[start SOURCE DATA]
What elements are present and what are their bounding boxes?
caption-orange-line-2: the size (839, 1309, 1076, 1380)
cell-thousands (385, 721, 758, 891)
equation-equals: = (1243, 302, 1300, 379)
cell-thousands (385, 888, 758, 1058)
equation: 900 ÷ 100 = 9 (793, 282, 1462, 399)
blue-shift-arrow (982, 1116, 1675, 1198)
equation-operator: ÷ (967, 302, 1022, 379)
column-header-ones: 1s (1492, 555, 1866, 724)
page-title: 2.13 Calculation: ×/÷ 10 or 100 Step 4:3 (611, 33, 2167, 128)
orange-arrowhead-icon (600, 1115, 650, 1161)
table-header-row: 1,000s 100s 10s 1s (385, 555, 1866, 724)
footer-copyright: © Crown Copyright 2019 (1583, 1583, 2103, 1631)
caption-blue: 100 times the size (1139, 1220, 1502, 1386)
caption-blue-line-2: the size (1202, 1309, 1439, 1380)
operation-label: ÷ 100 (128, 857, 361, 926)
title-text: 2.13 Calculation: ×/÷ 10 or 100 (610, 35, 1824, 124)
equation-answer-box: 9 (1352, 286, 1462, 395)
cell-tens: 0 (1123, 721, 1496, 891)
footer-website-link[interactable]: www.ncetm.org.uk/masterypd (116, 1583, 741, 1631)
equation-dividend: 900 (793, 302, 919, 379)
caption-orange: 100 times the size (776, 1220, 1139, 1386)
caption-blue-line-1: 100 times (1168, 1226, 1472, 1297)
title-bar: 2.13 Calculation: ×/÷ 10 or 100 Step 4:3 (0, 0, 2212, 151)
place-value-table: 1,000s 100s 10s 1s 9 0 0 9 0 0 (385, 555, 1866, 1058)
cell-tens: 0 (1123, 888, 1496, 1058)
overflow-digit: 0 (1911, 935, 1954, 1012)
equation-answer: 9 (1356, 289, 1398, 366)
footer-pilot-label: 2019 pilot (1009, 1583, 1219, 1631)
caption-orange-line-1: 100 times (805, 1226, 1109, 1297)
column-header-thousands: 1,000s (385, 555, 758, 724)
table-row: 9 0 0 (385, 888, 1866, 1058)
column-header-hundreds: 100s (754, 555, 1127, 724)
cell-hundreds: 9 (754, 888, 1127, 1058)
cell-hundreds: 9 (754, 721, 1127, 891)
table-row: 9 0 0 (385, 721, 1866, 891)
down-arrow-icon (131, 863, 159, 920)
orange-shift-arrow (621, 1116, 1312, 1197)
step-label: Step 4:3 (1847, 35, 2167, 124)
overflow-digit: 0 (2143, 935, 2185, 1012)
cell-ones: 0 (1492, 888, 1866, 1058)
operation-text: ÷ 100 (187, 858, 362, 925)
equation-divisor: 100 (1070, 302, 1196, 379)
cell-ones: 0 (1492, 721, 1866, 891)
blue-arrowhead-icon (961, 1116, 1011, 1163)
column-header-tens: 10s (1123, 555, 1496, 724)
[end SOURCE DATA]
THE TASK —
Please rewrite the records from their first line through the line that contains "equation-answer: 9 (1356, 289, 1398, 366)", with "overflow-digit" replaced by "carry-digit" and nothing else changed. Give only those lines.

FINISHED TASK —
What elements are present and what are their bounding boxes?
caption-orange-line-2: the size (839, 1309, 1076, 1380)
cell-thousands (385, 721, 758, 891)
equation-equals: = (1243, 302, 1300, 379)
cell-thousands (385, 888, 758, 1058)
equation: 900 ÷ 100 = 9 (793, 282, 1462, 399)
blue-shift-arrow (982, 1116, 1675, 1198)
equation-operator: ÷ (967, 302, 1022, 379)
column-header-ones: 1s (1492, 555, 1866, 724)
page-title: 2.13 Calculation: ×/÷ 10 or 100 Step 4:3 (611, 33, 2167, 128)
orange-arrowhead-icon (600, 1115, 650, 1161)
table-header-row: 1,000s 100s 10s 1s (385, 555, 1866, 724)
footer-copyright: © Crown Copyright 2019 (1583, 1583, 2103, 1631)
caption-blue: 100 times the size (1139, 1220, 1502, 1386)
caption-blue-line-2: the size (1202, 1309, 1439, 1380)
operation-label: ÷ 100 (128, 857, 361, 926)
title-text: 2.13 Calculation: ×/÷ 10 or 100 (610, 35, 1824, 124)
equation-answer-box: 9 (1352, 286, 1462, 395)
cell-tens: 0 (1123, 721, 1496, 891)
footer-website-link[interactable]: www.ncetm.org.uk/masterypd (116, 1583, 741, 1631)
equation-dividend: 900 (793, 302, 919, 379)
caption-orange: 100 times the size (776, 1220, 1139, 1386)
caption-blue-line-1: 100 times (1168, 1226, 1472, 1297)
title-bar: 2.13 Calculation: ×/÷ 10 or 100 Step 4:3 (0, 0, 2212, 151)
place-value-table: 1,000s 100s 10s 1s 9 0 0 9 0 0 (385, 555, 1866, 1058)
cell-tens: 0 (1123, 888, 1496, 1058)
carry-digit: 0 (1911, 935, 1954, 1012)
equation-answer: 9 (1356, 289, 1398, 366)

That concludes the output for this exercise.